• Short exercise
Your answer should be a single number: the count of lines that hold the word "Фінансова".

** BEGIN Records for the exercise **

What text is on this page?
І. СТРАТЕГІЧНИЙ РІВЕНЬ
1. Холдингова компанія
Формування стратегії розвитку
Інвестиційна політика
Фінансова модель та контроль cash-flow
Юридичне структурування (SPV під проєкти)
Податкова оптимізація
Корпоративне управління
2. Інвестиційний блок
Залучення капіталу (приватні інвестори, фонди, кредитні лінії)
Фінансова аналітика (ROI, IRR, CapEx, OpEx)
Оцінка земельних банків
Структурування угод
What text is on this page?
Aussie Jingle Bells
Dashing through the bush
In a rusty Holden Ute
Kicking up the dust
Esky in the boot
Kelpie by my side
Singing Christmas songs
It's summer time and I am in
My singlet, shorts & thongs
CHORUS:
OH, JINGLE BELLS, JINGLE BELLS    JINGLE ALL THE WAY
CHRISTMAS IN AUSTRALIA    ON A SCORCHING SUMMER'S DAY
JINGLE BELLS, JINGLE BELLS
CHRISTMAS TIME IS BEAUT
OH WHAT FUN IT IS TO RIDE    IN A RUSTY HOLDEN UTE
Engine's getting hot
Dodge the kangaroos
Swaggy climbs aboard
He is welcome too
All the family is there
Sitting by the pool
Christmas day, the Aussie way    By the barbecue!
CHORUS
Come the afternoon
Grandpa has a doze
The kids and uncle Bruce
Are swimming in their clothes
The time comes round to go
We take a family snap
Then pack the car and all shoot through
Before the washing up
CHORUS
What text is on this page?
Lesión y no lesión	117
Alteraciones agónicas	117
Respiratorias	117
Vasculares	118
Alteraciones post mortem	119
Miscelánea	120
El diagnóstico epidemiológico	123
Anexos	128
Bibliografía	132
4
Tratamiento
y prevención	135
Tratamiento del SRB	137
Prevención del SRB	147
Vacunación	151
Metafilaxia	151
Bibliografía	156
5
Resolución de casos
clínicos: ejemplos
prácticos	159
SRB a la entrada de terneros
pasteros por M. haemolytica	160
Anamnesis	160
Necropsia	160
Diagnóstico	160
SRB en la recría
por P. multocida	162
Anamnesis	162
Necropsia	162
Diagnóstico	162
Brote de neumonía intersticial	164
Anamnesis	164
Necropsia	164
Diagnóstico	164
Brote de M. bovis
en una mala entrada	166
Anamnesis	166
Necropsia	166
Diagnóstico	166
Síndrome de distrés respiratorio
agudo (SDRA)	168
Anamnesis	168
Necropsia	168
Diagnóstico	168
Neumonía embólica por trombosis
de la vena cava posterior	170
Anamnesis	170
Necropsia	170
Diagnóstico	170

** END Records for the exercise **

• Worked answer
2